_Task instructions_
Lay out the stretch of the listing from the line containing "svg-text:2267.84亿: 2267.84亿 —" through the line containing "svg-text:3050.12: 3050.12 — [6, 432, 31, 442]" as a numbered list, leaving out any blank lines.

_Data extract_
* * *

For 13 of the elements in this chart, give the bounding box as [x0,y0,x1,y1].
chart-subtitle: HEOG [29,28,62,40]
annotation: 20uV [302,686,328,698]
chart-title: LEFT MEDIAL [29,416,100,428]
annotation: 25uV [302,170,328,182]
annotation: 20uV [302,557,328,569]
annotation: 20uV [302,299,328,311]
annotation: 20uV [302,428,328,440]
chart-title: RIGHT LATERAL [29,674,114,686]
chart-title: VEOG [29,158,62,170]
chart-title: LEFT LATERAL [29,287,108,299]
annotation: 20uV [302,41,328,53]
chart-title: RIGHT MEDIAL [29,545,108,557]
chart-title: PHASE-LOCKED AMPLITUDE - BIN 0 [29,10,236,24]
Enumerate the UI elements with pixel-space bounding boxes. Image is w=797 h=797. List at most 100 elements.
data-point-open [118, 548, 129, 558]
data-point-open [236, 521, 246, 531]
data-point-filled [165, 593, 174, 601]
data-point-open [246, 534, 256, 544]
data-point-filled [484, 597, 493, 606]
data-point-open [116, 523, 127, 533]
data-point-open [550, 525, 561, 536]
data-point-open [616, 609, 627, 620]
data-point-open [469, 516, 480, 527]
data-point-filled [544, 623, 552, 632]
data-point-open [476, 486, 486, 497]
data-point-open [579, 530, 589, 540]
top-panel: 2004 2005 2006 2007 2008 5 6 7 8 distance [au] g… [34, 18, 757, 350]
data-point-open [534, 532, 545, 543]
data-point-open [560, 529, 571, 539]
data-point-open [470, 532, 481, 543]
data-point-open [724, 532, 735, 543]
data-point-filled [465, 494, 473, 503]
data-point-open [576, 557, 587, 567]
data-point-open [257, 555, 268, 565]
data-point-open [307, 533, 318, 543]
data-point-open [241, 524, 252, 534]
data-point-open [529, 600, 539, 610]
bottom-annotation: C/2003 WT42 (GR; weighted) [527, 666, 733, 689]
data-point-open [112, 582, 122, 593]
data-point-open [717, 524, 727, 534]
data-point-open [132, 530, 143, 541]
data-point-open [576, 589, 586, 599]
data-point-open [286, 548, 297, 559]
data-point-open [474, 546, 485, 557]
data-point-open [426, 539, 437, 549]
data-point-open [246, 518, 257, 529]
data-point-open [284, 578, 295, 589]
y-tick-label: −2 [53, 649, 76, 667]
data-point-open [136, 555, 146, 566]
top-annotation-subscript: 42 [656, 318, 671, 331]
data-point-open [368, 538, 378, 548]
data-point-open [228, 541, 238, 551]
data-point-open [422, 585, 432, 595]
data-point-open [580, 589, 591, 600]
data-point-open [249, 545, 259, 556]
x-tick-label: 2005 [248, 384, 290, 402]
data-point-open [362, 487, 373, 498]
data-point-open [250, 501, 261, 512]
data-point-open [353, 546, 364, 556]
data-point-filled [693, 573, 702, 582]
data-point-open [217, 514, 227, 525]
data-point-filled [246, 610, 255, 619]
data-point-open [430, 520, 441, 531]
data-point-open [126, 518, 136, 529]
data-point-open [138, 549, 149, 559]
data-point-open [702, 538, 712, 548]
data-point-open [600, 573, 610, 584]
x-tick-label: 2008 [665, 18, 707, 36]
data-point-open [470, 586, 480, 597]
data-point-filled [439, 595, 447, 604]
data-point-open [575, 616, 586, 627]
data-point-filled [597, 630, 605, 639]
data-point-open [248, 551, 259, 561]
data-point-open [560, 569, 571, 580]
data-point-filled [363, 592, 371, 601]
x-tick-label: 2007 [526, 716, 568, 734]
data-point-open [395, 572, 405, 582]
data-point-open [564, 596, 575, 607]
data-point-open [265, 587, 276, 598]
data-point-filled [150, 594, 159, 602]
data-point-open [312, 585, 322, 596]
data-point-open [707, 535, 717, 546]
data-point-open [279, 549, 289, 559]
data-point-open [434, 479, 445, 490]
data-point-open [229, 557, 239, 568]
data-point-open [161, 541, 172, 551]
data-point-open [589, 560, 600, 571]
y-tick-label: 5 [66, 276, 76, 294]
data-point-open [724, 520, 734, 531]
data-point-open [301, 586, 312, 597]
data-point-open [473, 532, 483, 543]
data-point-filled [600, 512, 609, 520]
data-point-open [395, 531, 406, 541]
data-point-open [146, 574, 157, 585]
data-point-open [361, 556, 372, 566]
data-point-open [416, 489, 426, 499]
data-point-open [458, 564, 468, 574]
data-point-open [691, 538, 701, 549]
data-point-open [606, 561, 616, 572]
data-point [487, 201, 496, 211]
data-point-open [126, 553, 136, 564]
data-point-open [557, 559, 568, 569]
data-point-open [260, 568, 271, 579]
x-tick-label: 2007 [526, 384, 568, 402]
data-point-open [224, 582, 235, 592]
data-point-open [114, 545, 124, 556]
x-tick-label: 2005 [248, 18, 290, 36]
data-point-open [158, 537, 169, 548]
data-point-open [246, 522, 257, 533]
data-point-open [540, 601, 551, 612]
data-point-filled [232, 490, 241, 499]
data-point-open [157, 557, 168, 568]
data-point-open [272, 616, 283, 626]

* * *

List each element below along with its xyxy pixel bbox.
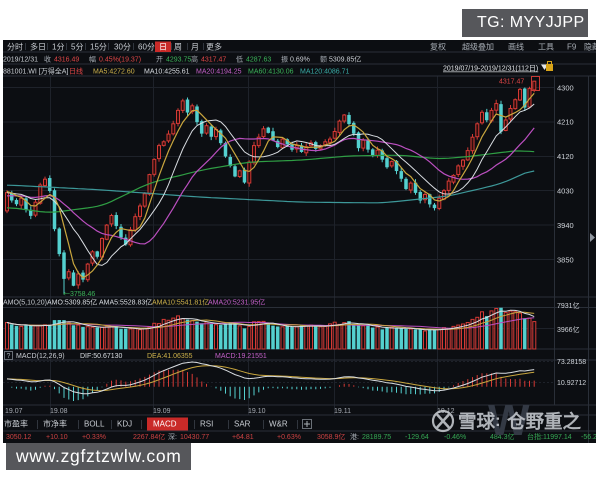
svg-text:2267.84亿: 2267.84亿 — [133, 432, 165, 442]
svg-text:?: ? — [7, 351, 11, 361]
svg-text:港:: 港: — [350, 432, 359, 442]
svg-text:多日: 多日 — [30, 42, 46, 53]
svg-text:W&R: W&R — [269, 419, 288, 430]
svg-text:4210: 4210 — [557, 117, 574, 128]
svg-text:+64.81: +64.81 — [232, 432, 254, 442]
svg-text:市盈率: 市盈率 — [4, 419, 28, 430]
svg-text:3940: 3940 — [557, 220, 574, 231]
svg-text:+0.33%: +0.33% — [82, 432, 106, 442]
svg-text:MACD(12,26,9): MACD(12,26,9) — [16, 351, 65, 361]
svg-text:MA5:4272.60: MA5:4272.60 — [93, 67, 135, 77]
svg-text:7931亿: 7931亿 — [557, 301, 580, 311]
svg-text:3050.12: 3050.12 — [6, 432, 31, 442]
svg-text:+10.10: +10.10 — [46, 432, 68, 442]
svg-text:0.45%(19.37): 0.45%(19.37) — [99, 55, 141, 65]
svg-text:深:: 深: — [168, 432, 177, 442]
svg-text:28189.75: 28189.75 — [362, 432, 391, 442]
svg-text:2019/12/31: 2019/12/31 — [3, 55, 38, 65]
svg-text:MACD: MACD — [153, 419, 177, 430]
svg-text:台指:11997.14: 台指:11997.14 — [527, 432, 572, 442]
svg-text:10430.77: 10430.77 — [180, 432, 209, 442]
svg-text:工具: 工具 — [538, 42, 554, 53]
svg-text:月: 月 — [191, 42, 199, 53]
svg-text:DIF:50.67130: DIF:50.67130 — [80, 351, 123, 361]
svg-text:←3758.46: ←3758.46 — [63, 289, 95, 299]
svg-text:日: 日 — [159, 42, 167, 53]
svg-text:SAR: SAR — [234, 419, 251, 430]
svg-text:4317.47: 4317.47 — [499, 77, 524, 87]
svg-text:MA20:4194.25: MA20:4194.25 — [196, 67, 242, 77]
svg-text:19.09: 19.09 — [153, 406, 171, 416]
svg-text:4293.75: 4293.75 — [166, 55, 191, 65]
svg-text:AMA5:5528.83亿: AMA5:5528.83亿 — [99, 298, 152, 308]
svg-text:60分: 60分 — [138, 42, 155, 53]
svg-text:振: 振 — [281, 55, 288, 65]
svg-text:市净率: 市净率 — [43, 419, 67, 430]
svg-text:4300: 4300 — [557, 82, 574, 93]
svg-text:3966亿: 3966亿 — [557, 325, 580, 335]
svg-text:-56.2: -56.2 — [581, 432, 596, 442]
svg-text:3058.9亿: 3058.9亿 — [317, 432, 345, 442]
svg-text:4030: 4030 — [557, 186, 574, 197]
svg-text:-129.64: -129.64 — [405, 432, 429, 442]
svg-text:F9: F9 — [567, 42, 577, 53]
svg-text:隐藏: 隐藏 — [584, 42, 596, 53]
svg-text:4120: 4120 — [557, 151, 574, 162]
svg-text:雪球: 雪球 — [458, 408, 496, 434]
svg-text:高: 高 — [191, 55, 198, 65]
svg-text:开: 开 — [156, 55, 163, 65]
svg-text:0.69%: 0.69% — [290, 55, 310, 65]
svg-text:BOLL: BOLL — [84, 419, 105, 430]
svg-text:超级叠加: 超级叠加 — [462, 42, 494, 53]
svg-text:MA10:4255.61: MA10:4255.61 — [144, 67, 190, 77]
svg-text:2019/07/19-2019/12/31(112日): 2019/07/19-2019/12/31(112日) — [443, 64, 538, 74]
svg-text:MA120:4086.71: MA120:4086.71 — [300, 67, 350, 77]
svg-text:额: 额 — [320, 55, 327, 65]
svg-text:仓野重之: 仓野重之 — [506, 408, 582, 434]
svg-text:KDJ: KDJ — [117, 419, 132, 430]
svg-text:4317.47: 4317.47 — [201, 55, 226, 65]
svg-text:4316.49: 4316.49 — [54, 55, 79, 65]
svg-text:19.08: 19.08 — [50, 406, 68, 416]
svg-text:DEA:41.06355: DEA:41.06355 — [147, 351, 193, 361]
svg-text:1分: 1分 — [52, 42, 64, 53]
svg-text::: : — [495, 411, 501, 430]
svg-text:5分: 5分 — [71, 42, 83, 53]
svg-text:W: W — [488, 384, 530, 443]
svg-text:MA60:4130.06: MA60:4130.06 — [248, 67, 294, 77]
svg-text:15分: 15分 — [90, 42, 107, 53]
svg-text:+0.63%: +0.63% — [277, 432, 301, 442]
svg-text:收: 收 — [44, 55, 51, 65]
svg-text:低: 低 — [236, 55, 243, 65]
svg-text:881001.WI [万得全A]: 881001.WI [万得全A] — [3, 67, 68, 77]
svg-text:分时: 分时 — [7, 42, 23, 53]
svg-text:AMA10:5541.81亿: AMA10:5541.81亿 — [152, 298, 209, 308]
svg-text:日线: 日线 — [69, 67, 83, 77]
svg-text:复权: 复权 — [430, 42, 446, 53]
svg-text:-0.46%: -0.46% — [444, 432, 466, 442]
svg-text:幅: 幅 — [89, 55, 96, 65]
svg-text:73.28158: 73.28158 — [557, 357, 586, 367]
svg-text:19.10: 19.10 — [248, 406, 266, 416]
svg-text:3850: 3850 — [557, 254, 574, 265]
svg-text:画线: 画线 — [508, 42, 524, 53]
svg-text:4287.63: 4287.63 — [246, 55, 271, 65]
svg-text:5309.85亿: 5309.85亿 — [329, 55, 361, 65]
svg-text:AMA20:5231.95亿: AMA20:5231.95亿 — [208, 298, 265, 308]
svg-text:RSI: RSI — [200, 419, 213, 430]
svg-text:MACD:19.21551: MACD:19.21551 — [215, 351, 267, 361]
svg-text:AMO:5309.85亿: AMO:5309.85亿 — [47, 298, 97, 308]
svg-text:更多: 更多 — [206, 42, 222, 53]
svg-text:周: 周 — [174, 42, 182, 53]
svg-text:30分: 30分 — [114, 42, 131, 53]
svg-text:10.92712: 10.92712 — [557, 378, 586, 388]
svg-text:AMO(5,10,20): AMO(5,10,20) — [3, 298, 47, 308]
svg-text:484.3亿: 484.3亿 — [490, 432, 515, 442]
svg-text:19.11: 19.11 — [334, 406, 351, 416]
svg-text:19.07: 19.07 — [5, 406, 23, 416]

* * *

_Output for this task_
1. svg-text:2267.84亿: 2267.84亿 — [133, 432, 165, 442]
2. svg-text:?: ? — [7, 351, 11, 361]
3. svg-text:港:: 港: — [350, 432, 359, 442]
4. svg-text:多日: 多日 — [30, 42, 46, 53]
5. svg-text:W&R: W&R — [269, 419, 288, 430]
6. svg-text:4210: 4210 — [557, 117, 574, 128]
7. svg-text:+64.81: +64.81 — [232, 432, 254, 442]
8. svg-text:市盈率: 市盈率 — [4, 419, 28, 430]
9. svg-text:3940: 3940 — [557, 220, 574, 231]
10. svg-text:+0.33%: +0.33% — [82, 432, 106, 442]
11. svg-text:MACD(12,26,9): MACD(12,26,9) — [16, 351, 65, 361]
12. svg-text:MA5:4272.60: MA5:4272.60 — [93, 67, 135, 77]
13. svg-text:7931亿: 7931亿 — [557, 301, 580, 311]
14. svg-text:3050.12: 3050.12 — [6, 432, 31, 442]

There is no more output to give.